* **Requirement**
Collect every line below that contains the word "nhập".

* **Stored rows**

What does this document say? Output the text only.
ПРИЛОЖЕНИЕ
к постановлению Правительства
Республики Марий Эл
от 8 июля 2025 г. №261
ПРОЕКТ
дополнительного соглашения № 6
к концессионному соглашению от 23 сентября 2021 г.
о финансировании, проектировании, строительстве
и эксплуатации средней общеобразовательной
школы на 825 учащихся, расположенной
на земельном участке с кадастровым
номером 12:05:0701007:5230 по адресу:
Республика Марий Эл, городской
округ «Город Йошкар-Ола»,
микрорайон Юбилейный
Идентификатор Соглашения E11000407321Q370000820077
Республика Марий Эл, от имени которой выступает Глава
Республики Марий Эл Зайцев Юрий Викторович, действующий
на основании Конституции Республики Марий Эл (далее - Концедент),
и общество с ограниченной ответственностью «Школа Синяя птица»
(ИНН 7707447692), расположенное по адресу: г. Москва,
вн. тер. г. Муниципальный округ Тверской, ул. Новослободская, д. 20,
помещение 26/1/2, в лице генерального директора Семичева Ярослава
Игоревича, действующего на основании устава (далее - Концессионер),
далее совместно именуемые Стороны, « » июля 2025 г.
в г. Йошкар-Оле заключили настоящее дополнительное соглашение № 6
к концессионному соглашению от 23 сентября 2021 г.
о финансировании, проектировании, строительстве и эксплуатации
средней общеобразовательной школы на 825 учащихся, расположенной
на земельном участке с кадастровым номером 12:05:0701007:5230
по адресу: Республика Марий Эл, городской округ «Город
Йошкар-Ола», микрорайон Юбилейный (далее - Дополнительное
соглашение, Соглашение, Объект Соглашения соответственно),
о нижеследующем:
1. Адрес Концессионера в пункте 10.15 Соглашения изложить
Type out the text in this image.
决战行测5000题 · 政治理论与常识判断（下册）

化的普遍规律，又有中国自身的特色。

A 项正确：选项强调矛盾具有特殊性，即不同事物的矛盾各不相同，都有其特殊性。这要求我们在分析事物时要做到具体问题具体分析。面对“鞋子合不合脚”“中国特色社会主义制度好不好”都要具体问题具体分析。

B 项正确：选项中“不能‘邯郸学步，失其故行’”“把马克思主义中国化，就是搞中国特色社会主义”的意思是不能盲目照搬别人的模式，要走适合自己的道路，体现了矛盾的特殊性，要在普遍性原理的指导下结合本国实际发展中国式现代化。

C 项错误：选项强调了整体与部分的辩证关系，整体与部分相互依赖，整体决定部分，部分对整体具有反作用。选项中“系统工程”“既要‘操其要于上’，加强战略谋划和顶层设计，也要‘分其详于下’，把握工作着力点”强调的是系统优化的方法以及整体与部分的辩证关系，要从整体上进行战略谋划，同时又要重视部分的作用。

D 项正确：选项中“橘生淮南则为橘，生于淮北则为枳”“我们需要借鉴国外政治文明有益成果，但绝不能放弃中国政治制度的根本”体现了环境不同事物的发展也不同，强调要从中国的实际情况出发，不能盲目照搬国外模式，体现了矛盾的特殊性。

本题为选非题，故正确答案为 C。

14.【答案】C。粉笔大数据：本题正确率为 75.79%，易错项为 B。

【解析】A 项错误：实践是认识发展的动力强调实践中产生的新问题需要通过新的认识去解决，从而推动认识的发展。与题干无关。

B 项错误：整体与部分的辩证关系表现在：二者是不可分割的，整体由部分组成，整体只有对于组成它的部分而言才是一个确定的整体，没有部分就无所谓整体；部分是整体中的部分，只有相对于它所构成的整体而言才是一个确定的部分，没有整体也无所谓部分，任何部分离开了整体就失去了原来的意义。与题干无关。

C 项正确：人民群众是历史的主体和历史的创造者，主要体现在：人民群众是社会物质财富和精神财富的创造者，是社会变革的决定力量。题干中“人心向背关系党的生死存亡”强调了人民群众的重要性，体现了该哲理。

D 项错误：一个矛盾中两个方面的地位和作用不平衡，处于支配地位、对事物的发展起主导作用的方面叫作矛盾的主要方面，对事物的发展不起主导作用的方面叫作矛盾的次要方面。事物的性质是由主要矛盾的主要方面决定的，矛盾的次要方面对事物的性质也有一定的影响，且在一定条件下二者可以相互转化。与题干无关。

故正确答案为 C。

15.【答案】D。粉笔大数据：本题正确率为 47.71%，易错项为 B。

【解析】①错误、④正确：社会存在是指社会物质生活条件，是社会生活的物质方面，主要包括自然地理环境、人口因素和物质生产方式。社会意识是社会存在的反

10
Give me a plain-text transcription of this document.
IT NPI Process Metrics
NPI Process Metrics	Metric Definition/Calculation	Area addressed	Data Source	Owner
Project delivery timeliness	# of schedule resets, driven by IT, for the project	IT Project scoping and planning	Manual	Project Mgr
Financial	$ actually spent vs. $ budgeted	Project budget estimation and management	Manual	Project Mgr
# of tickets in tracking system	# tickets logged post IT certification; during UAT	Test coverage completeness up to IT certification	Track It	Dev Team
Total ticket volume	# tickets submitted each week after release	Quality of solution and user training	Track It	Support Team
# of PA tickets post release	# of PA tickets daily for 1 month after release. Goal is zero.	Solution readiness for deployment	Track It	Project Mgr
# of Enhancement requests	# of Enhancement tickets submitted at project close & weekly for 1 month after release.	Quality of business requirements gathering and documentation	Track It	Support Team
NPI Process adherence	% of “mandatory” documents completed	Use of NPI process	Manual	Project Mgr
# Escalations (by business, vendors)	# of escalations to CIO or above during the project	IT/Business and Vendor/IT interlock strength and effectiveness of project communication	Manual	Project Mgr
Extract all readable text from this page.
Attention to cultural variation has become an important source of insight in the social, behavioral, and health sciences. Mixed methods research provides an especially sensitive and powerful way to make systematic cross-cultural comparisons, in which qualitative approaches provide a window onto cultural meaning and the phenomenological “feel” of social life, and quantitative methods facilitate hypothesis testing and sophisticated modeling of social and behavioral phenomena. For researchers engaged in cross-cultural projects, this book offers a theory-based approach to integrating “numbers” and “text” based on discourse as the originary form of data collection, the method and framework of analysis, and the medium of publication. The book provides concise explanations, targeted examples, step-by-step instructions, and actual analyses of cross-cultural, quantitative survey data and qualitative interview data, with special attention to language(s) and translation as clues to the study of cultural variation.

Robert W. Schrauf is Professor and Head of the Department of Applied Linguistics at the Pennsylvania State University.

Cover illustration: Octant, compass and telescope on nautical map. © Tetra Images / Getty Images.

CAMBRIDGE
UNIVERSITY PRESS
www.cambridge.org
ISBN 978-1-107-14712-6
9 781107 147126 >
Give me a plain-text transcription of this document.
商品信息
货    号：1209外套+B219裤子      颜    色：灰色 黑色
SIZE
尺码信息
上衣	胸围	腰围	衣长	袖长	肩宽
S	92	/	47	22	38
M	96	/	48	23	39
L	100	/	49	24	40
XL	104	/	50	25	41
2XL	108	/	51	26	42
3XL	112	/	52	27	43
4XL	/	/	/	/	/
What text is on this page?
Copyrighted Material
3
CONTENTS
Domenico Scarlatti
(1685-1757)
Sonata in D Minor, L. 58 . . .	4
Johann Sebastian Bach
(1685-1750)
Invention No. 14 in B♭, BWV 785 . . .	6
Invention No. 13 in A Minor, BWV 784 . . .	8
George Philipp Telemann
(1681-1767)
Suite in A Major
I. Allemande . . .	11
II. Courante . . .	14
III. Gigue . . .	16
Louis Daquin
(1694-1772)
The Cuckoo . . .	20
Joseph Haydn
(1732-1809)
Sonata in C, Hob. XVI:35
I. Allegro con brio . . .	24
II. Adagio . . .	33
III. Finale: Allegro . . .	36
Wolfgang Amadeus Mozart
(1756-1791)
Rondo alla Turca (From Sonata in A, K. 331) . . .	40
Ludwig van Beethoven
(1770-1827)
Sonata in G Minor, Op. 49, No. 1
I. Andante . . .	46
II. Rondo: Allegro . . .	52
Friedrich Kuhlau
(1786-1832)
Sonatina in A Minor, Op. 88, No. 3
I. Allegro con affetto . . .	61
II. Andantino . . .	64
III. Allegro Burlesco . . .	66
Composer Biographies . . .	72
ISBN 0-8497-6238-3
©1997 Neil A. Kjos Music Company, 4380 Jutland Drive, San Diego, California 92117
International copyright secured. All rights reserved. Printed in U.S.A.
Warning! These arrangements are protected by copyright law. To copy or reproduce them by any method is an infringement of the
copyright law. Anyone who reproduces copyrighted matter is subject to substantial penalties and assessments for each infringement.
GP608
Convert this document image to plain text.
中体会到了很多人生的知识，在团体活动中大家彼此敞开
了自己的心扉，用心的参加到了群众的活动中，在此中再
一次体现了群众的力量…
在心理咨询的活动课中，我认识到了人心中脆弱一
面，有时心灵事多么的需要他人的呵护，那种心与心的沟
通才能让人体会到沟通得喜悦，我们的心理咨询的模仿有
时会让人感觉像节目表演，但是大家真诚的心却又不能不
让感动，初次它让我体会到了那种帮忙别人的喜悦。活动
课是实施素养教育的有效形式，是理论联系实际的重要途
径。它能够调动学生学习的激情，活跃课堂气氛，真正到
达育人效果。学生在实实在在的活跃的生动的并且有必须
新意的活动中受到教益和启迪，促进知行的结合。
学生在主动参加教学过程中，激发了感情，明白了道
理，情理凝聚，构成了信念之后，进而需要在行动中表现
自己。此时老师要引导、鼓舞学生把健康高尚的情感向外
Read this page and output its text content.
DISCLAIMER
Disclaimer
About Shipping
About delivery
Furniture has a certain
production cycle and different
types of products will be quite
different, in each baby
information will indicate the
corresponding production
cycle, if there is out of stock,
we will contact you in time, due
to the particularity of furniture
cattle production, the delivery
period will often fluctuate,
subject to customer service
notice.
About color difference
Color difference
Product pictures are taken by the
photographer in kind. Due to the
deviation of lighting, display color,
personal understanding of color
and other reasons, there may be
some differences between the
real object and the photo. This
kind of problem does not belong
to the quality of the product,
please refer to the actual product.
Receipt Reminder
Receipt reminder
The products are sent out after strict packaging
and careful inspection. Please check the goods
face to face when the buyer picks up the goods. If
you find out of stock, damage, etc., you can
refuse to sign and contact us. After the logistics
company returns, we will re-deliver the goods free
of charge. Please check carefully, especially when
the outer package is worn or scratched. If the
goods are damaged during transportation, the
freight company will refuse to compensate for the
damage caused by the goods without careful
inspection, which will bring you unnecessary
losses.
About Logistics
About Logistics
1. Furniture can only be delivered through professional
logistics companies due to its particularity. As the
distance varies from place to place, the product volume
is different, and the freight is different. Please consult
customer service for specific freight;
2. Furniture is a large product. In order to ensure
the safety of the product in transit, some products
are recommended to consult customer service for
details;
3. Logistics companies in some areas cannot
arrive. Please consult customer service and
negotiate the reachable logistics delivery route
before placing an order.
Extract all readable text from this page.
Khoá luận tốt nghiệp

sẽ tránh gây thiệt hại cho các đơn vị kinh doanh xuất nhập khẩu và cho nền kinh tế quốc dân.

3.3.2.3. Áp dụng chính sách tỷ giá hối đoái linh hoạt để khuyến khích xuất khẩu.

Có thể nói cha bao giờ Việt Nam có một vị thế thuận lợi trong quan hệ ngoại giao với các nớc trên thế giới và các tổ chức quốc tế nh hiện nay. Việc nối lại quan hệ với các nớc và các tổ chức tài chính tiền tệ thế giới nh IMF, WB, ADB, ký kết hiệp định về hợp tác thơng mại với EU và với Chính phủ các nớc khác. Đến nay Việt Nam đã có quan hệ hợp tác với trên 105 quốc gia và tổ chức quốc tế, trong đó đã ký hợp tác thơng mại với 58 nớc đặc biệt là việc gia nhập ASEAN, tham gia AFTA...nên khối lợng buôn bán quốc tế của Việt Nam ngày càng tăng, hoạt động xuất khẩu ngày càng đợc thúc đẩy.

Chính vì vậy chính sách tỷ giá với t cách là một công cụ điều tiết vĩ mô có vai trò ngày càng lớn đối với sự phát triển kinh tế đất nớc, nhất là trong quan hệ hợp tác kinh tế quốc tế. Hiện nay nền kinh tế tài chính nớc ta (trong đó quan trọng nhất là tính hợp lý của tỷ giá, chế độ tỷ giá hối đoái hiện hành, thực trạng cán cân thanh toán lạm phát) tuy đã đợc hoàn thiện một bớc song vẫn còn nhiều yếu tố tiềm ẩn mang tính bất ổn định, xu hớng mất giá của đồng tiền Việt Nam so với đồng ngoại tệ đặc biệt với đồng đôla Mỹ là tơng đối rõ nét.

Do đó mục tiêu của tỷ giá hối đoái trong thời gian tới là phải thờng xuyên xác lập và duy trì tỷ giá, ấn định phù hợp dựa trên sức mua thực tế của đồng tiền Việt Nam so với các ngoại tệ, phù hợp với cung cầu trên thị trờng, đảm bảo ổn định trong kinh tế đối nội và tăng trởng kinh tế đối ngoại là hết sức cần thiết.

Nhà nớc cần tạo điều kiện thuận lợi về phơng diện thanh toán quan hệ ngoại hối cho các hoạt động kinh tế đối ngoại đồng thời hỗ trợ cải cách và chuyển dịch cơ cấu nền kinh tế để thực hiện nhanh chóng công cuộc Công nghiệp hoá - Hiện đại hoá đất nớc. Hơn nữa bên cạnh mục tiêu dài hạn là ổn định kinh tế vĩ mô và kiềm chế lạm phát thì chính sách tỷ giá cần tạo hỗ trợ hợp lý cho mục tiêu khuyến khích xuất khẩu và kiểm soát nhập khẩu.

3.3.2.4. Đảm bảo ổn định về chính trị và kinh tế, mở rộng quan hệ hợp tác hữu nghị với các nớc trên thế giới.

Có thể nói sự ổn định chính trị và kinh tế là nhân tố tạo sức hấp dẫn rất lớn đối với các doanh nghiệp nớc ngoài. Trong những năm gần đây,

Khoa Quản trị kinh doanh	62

* **Correct answer**
sẽ tránh gây thiệt hại cho các đơn vị kinh doanh xuất nhập khẩu và cho nền kinh tế quốc dân.
Có thể nói cha bao giờ Việt Nam có một vị thế thuận lợi trong quan hệ ngoại giao với các nớc trên thế giới và các tổ chức quốc tế nh hiện nay. Việc nối lại quan hệ với các nớc và các tổ chức tài chính tiền tệ thế giới nh IMF, WB, ADB, ký kết hiệp định về hợp tác thơng mại với EU và với Chính phủ các nớc khác. Đến nay Việt Nam đã có quan hệ hợp tác với trên 105 quốc gia và tổ chức quốc tế, trong đó đã ký hợp tác thơng mại với 58 nớc đặc biệt là việc gia nhập ASEAN, tham gia AFTA...nên khối lợng buôn bán quốc tế của Việt Nam ngày càng tăng, hoạt động xuất khẩu ngày càng đợc thúc đẩy.
Nhà nớc cần tạo điều kiện thuận lợi về phơng diện thanh toán quan hệ ngoại hối cho các hoạt động kinh tế đối ngoại đồng thời hỗ trợ cải cách và chuyển dịch cơ cấu nền kinh tế để thực hiện nhanh chóng công cuộc Công nghiệp hoá - Hiện đại hoá đất nớc. Hơn nữa bên cạnh mục tiêu dài hạn là ổn định kinh tế vĩ mô và kiềm chế lạm phát thì chính sách tỷ giá cần tạo hỗ trợ hợp lý cho mục tiêu khuyến khích xuất khẩu và kiểm soát nhập khẩu.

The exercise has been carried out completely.